WHAT IS EXPECTED: Filter for the word "this" and keep each matching line.

GIVEN RECORDS:

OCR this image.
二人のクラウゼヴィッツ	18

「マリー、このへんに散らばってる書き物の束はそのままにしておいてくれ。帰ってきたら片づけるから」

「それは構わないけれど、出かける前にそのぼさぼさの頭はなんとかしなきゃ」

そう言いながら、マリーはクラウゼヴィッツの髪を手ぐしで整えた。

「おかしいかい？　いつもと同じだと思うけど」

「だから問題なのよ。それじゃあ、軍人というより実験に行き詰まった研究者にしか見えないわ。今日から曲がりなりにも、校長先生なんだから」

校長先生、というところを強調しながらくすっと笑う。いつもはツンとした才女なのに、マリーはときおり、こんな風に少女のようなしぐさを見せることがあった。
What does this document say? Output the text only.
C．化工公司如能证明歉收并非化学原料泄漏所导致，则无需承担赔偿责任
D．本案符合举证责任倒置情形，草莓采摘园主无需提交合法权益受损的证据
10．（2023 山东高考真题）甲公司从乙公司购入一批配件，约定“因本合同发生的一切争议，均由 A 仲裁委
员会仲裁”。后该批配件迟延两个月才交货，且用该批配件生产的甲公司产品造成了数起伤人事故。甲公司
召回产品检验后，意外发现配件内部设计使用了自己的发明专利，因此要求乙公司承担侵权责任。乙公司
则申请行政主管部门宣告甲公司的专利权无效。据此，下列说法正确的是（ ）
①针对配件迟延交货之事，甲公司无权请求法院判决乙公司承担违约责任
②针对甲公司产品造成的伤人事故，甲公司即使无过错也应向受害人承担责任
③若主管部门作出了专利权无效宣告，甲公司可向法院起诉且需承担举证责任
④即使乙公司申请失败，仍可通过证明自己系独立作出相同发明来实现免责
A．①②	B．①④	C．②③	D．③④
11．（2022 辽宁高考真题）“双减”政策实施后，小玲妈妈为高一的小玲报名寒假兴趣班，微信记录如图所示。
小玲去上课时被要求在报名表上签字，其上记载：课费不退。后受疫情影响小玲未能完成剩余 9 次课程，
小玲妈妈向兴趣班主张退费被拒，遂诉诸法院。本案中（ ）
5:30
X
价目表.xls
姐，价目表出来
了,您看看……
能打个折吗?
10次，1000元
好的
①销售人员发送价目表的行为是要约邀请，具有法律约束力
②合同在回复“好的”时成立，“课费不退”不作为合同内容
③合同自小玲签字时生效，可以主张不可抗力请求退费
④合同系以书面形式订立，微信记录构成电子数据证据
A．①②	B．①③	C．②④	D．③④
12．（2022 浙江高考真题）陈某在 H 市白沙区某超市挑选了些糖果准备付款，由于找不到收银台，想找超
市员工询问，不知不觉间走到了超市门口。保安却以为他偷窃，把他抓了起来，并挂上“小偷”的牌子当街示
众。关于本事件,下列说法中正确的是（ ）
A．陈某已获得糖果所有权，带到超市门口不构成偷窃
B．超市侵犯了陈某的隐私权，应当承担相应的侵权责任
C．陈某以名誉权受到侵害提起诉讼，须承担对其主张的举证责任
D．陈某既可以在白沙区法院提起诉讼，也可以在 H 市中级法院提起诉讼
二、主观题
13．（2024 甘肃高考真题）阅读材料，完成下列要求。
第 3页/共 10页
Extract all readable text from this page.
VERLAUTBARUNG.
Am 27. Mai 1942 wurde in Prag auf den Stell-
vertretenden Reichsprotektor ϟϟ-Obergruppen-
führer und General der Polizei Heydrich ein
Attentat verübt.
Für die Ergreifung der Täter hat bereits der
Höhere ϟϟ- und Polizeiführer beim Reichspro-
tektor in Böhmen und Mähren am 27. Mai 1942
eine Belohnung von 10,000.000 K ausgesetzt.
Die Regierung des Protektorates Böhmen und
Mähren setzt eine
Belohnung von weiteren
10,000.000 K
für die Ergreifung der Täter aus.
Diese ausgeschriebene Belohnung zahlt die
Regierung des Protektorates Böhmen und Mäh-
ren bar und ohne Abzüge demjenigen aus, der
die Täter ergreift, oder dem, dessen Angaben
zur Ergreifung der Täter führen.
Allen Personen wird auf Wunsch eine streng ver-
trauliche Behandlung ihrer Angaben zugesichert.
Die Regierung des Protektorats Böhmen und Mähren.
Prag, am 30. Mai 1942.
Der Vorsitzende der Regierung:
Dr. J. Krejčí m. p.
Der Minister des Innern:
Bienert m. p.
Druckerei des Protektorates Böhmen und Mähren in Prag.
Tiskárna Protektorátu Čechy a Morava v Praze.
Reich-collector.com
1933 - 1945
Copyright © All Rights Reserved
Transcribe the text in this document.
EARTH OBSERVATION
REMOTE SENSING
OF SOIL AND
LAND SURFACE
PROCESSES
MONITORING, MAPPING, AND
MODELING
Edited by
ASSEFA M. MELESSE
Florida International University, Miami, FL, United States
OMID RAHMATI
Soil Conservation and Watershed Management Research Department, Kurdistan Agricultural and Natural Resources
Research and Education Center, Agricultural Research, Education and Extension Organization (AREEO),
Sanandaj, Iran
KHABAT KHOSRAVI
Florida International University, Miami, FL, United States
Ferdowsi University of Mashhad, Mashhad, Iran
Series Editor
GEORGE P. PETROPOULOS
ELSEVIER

EXPECTED OUTPUT:
OCR this image.
What does this document say? Output the text only.
Extract all readable text from this page.
Transcribe the text in this document.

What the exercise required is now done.